Your objective:
Swap "strategy-item" for "plan-item" throughout the lines from the first one through the line containing "351 725 399</box>", leaving everything else unchanged, and give back only those lines.
------------------------------------------------
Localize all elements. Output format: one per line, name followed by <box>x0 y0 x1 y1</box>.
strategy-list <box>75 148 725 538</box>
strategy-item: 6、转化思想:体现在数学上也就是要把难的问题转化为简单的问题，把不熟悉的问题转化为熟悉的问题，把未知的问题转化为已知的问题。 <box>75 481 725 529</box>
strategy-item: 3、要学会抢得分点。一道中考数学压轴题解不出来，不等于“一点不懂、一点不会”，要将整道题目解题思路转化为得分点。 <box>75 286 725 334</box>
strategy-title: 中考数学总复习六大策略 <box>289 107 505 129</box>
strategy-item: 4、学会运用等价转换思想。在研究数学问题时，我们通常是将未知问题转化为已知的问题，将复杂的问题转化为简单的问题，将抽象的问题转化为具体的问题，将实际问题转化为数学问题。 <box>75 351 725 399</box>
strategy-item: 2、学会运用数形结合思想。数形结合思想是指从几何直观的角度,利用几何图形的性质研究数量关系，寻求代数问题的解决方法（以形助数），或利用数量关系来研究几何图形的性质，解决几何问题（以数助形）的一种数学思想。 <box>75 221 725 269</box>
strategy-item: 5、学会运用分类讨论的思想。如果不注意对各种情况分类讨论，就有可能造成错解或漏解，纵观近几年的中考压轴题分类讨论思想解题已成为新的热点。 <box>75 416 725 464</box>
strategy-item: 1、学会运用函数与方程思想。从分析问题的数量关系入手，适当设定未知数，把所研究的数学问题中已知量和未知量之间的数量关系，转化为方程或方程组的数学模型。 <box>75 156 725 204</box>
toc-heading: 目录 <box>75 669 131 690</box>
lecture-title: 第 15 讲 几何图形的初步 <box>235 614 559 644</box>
------------------------------------------------
Problem solution:
Localize all elements. Output format: one per line, name followed by <box>x0 y0 x1 y1</box>.
strategy-list <box>75 148 725 538</box>
plan-item: 6、转化思想:体现在数学上也就是要把难的问题转化为简单的问题，把不熟悉的问题转化为熟悉的问题，把未知的问题转化为已知的问题。 <box>75 481 725 529</box>
plan-item: 3、要学会抢得分点。一道中考数学压轴题解不出来，不等于“一点不懂、一点不会”，要将整道题目解题思路转化为得分点。 <box>75 286 725 334</box>
strategy-title: 中考数学总复习六大策略 <box>289 107 505 129</box>
plan-item: 4、学会运用等价转换思想。在研究数学问题时，我们通常是将未知问题转化为已知的问题，将复杂的问题转化为简单的问题，将抽象的问题转化为具体的问题，将实际问题转化为数学问题。 <box>75 351 725 399</box>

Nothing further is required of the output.